◆ SET TASK: From the entries that follow, pick out all lines holding "движения".

━━━━━ DATA IN THIS EXERCISE

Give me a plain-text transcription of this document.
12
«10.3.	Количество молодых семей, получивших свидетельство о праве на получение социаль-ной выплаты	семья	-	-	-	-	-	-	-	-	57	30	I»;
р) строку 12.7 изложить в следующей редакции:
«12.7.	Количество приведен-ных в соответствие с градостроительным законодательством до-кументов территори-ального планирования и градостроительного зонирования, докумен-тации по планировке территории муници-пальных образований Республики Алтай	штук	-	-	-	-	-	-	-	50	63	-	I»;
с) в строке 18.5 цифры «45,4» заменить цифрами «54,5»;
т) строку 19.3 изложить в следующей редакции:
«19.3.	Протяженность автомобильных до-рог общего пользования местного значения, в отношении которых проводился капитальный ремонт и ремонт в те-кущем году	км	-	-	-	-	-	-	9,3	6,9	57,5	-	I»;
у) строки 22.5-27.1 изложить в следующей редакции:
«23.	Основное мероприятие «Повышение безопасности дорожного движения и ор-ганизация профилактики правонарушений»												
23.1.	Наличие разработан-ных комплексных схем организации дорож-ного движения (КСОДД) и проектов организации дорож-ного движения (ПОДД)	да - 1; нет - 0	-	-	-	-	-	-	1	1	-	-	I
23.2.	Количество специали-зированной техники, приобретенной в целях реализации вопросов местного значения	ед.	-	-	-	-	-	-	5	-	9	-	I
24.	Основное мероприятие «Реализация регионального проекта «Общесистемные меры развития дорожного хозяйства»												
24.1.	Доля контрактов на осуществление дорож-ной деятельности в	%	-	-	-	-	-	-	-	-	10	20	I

━━━━━━━━━━

◆ RESULT:
«23.	Основное мероприятие «Повышение безопасности дорожного движения и ор-ганизация профилактики правонарушений»												
23.1.	Наличие разработан-ных комплексных схем организации дорож-ного движения (КСОДД) и проектов организации дорож-ного движения (ПОДД)	да - 1; нет - 0	-	-	-	-	-	-	1	1	-	-	I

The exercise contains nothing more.